_What you have to do:_
From the entries below, copy every line where the string "Вокзальная" appears.

[Material provided start]

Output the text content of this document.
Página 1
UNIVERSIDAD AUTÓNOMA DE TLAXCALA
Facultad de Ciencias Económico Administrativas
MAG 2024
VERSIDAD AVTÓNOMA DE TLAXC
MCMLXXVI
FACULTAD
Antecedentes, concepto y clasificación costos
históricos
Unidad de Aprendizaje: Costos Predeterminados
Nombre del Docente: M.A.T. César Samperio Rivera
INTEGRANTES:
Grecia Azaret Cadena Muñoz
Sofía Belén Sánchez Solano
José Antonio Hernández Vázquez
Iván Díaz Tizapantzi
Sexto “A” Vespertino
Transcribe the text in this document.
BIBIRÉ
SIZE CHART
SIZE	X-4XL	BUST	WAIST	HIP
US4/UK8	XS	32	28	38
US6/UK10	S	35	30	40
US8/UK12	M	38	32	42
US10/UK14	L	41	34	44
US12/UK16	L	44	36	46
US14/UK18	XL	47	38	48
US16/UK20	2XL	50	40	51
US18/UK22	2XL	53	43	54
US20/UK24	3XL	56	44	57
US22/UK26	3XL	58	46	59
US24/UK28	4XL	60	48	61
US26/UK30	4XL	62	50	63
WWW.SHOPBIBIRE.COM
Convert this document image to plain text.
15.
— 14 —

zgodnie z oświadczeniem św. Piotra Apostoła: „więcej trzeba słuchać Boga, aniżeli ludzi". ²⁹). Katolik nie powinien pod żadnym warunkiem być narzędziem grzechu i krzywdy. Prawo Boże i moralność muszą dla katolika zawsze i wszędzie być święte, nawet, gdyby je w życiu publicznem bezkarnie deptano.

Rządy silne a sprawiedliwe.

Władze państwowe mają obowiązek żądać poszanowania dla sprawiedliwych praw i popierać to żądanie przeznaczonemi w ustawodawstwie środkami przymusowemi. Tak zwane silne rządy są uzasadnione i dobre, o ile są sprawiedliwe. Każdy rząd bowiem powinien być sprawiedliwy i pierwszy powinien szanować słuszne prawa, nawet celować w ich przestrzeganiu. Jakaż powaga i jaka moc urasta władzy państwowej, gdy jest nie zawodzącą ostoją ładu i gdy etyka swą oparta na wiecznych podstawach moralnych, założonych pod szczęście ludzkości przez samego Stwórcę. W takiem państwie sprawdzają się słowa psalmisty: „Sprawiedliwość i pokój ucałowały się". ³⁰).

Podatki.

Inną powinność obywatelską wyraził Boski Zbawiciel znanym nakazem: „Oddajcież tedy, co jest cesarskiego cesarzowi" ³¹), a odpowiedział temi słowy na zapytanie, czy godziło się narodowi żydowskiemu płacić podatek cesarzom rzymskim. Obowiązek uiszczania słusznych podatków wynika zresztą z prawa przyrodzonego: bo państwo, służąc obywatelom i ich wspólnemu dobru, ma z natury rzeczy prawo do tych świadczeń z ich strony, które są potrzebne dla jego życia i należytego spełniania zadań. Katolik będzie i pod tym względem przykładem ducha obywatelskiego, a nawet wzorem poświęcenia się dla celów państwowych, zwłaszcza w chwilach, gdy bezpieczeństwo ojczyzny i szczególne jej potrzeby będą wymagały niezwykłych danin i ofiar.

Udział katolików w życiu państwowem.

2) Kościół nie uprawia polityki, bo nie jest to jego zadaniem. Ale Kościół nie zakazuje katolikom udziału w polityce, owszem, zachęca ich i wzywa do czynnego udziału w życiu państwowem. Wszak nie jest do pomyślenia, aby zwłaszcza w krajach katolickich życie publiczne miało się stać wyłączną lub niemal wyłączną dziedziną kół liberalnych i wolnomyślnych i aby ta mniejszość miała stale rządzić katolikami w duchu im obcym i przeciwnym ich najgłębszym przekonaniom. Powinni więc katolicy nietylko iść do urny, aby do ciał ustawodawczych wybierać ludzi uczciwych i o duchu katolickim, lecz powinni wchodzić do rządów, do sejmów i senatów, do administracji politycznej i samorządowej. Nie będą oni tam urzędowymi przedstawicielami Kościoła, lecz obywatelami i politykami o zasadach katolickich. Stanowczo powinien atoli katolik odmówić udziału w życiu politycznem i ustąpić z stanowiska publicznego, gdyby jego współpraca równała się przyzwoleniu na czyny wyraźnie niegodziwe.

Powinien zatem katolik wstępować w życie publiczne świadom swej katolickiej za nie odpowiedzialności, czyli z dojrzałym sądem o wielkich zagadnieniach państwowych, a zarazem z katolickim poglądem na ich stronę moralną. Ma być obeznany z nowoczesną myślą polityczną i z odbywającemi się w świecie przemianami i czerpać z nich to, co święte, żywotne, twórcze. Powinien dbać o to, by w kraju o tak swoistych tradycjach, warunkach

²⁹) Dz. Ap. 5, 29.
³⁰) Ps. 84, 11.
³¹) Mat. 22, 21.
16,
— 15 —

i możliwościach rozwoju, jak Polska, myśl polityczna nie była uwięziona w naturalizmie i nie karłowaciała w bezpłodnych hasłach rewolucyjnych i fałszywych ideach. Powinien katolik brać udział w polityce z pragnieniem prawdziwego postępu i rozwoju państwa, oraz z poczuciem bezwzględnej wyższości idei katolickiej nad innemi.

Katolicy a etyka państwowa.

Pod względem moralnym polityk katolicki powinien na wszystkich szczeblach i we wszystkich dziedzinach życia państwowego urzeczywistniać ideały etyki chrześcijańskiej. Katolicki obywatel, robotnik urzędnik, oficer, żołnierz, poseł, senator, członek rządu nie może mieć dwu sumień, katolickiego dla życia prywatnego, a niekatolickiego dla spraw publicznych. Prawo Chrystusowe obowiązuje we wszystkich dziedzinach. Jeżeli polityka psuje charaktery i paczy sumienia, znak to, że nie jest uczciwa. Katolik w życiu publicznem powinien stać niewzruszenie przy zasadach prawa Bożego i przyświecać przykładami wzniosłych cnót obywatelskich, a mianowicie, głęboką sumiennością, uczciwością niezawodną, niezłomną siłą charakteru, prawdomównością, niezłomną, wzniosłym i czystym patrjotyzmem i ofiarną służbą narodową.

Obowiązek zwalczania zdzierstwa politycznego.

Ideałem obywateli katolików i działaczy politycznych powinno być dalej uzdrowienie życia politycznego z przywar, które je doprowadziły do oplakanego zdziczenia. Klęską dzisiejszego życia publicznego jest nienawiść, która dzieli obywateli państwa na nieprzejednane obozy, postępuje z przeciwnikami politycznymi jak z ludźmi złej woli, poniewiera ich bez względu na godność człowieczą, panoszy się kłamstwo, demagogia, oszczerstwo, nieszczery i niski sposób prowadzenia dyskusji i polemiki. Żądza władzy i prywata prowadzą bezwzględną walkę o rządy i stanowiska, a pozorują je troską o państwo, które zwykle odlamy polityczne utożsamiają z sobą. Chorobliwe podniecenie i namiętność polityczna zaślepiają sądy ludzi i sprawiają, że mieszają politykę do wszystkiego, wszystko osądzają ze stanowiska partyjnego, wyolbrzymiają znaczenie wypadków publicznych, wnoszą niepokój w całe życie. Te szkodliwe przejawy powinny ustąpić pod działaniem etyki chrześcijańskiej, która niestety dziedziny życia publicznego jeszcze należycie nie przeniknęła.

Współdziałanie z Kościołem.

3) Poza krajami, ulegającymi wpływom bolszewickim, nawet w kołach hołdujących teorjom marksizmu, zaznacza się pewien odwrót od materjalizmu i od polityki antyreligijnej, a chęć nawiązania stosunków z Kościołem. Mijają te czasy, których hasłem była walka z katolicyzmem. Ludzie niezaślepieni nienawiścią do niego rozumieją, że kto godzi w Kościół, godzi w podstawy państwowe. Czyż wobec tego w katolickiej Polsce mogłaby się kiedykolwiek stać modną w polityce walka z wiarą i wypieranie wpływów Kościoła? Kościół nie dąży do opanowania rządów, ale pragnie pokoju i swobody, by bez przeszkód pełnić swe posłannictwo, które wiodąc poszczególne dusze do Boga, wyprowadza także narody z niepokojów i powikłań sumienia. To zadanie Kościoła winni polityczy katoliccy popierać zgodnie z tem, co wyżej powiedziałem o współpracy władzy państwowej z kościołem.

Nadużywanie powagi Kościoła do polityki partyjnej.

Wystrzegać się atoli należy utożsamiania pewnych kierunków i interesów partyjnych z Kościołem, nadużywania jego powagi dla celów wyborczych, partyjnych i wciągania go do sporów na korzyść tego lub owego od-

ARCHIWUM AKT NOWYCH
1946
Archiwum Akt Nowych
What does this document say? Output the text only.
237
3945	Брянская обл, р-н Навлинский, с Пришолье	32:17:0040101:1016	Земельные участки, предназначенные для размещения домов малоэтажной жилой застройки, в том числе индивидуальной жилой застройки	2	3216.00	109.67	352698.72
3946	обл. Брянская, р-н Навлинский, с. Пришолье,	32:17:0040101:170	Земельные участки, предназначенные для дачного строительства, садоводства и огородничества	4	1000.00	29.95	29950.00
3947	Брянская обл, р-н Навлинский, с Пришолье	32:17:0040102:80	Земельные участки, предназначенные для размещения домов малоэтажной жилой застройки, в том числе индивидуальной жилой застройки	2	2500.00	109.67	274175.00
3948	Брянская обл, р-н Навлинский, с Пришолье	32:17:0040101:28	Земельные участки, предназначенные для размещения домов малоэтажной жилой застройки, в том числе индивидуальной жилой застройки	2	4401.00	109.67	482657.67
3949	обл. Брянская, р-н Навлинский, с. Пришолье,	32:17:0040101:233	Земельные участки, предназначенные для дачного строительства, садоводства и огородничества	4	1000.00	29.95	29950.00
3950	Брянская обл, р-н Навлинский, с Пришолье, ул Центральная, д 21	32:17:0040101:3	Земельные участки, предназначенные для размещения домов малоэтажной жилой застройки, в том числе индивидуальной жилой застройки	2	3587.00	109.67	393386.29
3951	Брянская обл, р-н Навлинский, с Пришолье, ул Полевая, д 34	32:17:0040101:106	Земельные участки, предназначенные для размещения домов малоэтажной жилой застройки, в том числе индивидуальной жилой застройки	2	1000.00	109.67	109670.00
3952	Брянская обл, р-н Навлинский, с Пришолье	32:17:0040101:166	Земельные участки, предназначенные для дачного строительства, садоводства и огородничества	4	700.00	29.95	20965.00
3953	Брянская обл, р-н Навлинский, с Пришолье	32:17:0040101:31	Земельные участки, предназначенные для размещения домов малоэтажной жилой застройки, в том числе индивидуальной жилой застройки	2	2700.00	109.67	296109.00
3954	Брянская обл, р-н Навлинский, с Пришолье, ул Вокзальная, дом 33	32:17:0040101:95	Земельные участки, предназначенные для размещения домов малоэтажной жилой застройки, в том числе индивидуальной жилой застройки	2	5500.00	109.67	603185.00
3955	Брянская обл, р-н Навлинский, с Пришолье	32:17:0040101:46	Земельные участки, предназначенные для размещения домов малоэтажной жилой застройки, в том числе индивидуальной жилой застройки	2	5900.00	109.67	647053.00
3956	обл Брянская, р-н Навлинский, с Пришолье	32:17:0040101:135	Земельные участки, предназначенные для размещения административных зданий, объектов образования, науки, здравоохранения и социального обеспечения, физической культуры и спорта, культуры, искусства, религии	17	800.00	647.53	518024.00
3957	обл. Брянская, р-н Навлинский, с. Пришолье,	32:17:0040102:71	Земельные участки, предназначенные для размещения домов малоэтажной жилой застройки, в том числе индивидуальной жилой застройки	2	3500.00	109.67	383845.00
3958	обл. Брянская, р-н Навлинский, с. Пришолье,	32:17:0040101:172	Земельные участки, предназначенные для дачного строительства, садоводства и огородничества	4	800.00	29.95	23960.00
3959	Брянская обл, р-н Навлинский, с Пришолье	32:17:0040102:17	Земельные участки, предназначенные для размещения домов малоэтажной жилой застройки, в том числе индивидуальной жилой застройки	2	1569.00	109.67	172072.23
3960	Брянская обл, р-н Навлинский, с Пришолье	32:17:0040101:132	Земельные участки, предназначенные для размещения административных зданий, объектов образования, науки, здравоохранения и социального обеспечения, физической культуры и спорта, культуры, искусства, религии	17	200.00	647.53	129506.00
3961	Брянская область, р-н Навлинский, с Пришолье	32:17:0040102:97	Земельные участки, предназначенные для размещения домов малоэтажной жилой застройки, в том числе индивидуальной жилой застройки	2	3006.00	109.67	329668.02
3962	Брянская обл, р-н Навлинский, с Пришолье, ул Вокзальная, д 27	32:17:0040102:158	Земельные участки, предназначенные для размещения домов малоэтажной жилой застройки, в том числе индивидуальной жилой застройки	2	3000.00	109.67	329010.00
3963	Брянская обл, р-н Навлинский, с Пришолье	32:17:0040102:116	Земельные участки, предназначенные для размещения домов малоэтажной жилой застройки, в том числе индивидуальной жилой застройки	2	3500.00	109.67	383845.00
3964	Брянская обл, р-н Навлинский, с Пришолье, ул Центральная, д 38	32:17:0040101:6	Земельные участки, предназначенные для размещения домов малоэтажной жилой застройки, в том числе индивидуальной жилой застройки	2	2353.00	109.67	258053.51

[Material provided end]

_Output for this exercise:_
3954	Брянская обл, р-н Навлинский, с Пришолье, ул Вокзальная, дом 33	32:17:0040101:95	Земельные участки, предназначенные для размещения домов малоэтажной жилой застройки, в том числе индивидуальной жилой застройки	2	5500.00	109.67	603185.00
3962	Брянская обл, р-н Навлинский, с Пришолье, ул Вокзальная, д 27	32:17:0040102:158	Земельные участки, предназначенные для размещения домов малоэтажной жилой застройки, в том числе индивидуальной жилой застройки	2	3000.00	109.67	329010.00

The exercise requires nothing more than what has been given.